▸ **Your objective**:
Copy each line of the following data that contains "cool".

....

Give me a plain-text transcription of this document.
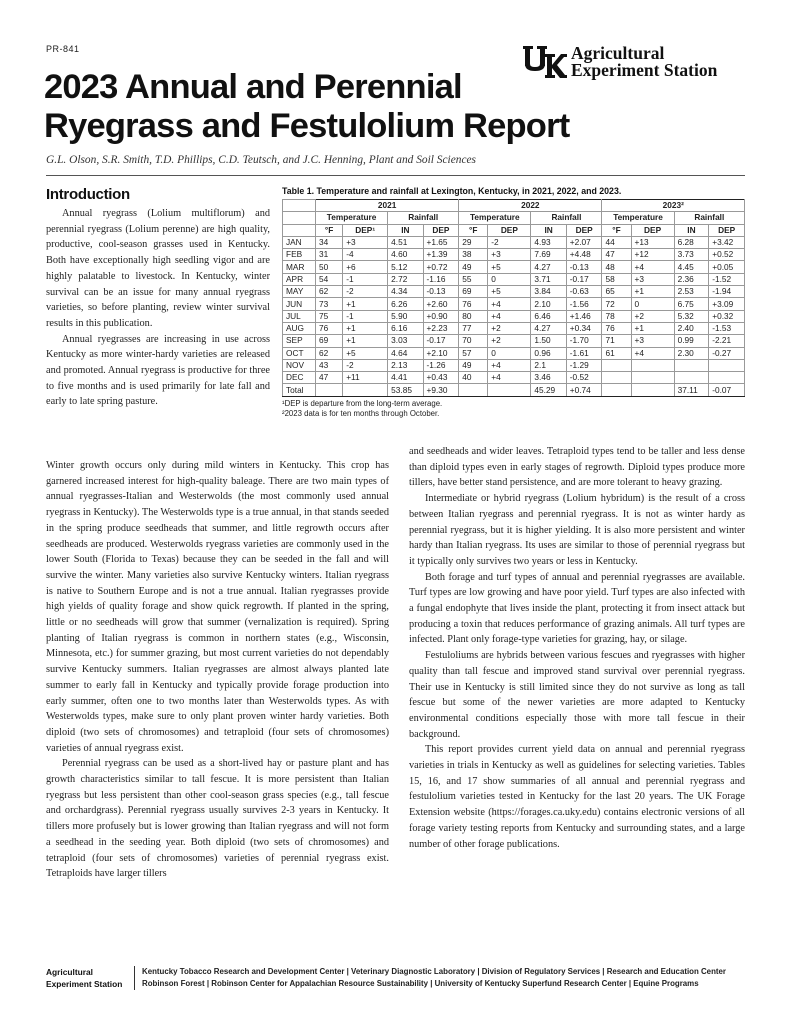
PR-841	Agricultural
Experiment Station
2023 Annual and Perennial
Ryegrass and Festulolium Report
G.L. Olson, S.R. Smith, T.D. Phillips, C.D. Teutsch, and J.C. Henning, Plant and Soil Sciences
Introduction

Annual ryegrass (Lolium multiflorum) and perennial ryegrass (Lolium perenne) are high quality, productive, cool-season grasses used in Kentucky. Both have exceptionally high seedling vigor and are highly palatable to livestock. In Kentucky, winter survival can be an issue for many annual ryegrass varieties, so before planting, review winter survival results in this publication.

Annual ryegrasses are increasing in use across Kentucky as more winter-hardy varieties are released and promoted. Annual ryegrass is productive for three to five months and is used primarily for late fall and early to late spring pasture.

Table 1. Temperature and rainfall at Lexington, Kentucky, in 2021, 2022, and 2023.
	2021				2022				2023²			
	Temperature		Rainfall		Temperature		Rainfall		Temperature		Rainfall	
	°F	DEP¹	IN	DEP	°F	DEP	IN	DEP	°F	DEP	IN	DEP
JAN	34	+3	4.51	+1.65	29	-2	4.93	+2.07	44	+13	6.28	+3.42
FEB	31	-4	4.60	+1.39	38	+3	7.69	+4.48	47	+12	3.73	+0.52
MAR	50	+6	5.12	+0.72	49	+5	4.27	-0.13	48	+4	4.45	+0.05
APR	54	-1	2.72	-1.16	55	0	3.71	-0.17	58	+3	2.36	-1.52
MAY	62	-2	4.34	-0.13	69	+5	3.84	-0.63	65	+1	2.53	-1.94
JUN	73	+1	6.26	+2.60	76	+4	2.10	-1.56	72	0	6.75	+3.09
JUL	75	-1	5.90	+0.90	80	+4	6.46	+1.46	78	+2	5.32	+0.32
AUG	76	+1	6.16	+2.23	77	+2	4.27	+0.34	76	+1	2.40	-1.53
SEP	69	+1	3.03	-0.17	70	+2	1.50	-1.70	71	+3	0.99	-2.21
OCT	62	+5	4.64	+2.10	57	0	0.96	-1.61	61	+4	2.30	-0.27
NOV	43	-2	2.13	-1.26	49	+4	2.1	-1.29				
DEC	47	+11	4.41	+0.43	40	+4	3.46	-0.52				
Total			53.85	+9.30			45.29	+0.74			37.11	-0.07
¹DEP is departure from the long-term average.
²2023 data is for ten months through October.

Winter growth occurs only during mild winters in Kentucky. This crop has garnered increased interest for high-quality baleage. There are two main types of annual ryegrasses-Italian and Westerwolds (the most commonly used annual ryegrass in Kentucky). The Westerwolds type is a true annual, in that stands seeded in the spring produce seedheads that summer, and little regrowth occurs after seedheads are produced. Westerwolds ryegrass varieties are commonly used in the lower South (Florida to Texas) because they can be seeded in the fall and will survive the winter. Many varieties also survive Kentucky winters. Italian ryegrass is native to Southern Europe and is not a true annual. Italian ryegrasses provide high yields of quality forage and show quick regrowth. If planted in the spring, little or no seedheads will grow that summer (vernalization is required). Spring planting of Italian ryegrass is common in northern states (e.g., Wisconsin, Minnesota, etc.) for summer grazing, but most current varieties do not dependably survive Kentucky summers. Italian ryegrasses are almost always planted late summer to early fall in Kentucky and typically provide forage production into early summer, often one to two months later than Westerwolds types. As with Westerwolds types, make sure to only plant proven winter hardy varieties. Both diploid (two sets of chromosomes) and tetraploid (four sets of chromosomes) varieties of annual ryegrass exist.

Perennial ryegrass can be used as a short-lived hay or pasture plant and has growth characteristics similar to tall fescue. It is more persistent than Italian ryegrass but less persistent than other cool-season grass species (e.g., tall fescue and orchardgrass). Perennial ryegrass usually survives 2-3 years in Kentucky. It tillers more profusely but is lower growing than Italian ryegrass and will not form a seedhead in the seeding year. Both diploid (two sets of chromosomes) and tetraploid (four sets of chromosomes) varieties of perennial ryegrass exist. Tetraploids have larger tillers

and seedheads and wider leaves. Tetraploid types tend to be taller and less dense than diploid types even in early stages of regrowth. Diploid types produce more tillers, have better stand persistence, and are more tolerant to heavy grazing.

Intermediate or hybrid ryegrass (Lolium hybridum) is the result of a cross between Italian ryegrass and perennial ryegrass. It is not as winter hardy as perennial ryegrass, but it is higher yielding. It is also more persistent and winter hardy than Italian ryegrass. Its uses are similar to those of perennial ryegrass but it typically only survives two years or less in Kentucky.

Both forage and turf types of annual and perennial ryegrasses are available. Turf types are low growing and have poor yield. Turf types are also infected with a fungal endophyte that lives inside the plant, protecting it from insect attack but producing a toxin that reduces performance of grazing animals. All turf types are infected. Plant only forage-type varieties for grazing, hay, or silage.

Festuloliums are hybrids between various fescues and ryegrasses with higher quality than tall fescue and improved stand survival over perennial ryegrass. Their use in Kentucky is still limited since they do not survive as long as tall fescue but some of the newer varieties are more adapted to Kentucky environmental conditions especially those with more tall fescue in their background.

This report provides current yield data on annual and perennial ryegrass varieties in trials in Kentucky as well as guidelines for selecting varieties. Tables 15, 16, and 17 show summaries of all annual and perennial ryegrass and festulolium varieties tested in Kentucky for the last 20 years. The UK Forage Extension website (https://forages.ca.uky.edu) contains electronic versions of all forage variety testing reports from Kentucky and surrounding states, and a large number of other forage publications.

Agricultural
Experiment Station
Kentucky Tobacco Research and Development Center | Veterinary Diagnostic Laboratory | Division of Regulatory Services | Research and Education Center
Robinson Forest | Robinson Center for Appalachian Resource Sustainability | University of Kentucky Superfund Research Center | Equine Programs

....

▸ **Result of this task**:
Annual ryegrass (Lolium multiflorum) and perennial ryegrass (Lolium perenne) are high quality, productive, cool-season grasses used in Kentucky. Both have exceptionally high seedling vigor and are highly palatable to livestock. In Kentucky, winter survival can be an issue for many annual ryegrass varieties, so before planting, review winter survival results in this publication.
Perennial ryegrass can be used as a short-lived hay or pasture plant and has growth characteristics similar to tall fescue. It is more persistent than Italian ryegrass but less persistent than other cool-season grass species (e.g., tall fescue and orchardgrass). Perennial ryegrass usually survives 2-3 years in Kentucky. It tillers more profusely but is lower growing than Italian ryegrass and will not form a seedhead in the seeding year. Both diploid (two sets of chromosomes) and tetraploid (four sets of chromosomes) varieties of perennial ryegrass exist. Tetraploids have larger tillers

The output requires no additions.